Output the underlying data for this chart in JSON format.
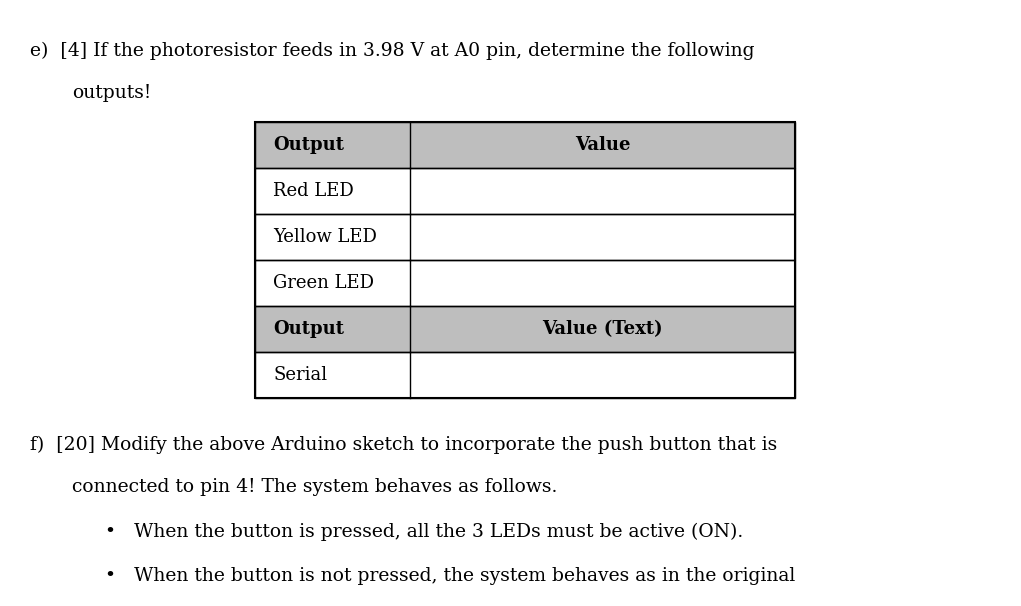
{
  "background_color": "#ffffff",
  "table_header_bg": "#bebebe",
  "table_row_bg": "#ffffff",
  "table_border_color": "#000000",
  "header_row": [
    "Output",
    "Value"
  ],
  "data_rows": [
    [
      "Red LED",
      ""
    ],
    [
      "Yellow LED",
      ""
    ],
    [
      "Green LED",
      ""
    ]
  ],
  "subheader_row": [
    "Output",
    "Value (Text)"
  ],
  "serial_row": [
    "Serial",
    ""
  ],
  "font_size_text": 13.5,
  "font_size_table": 13,
  "fig_width": 10.21,
  "fig_height": 6.06,
  "dpi": 100
}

______________________________

Problem to solve = Of the lines in the records, how many contain the word "ffffff"? Answer with the number and nothing else.

Solution = 2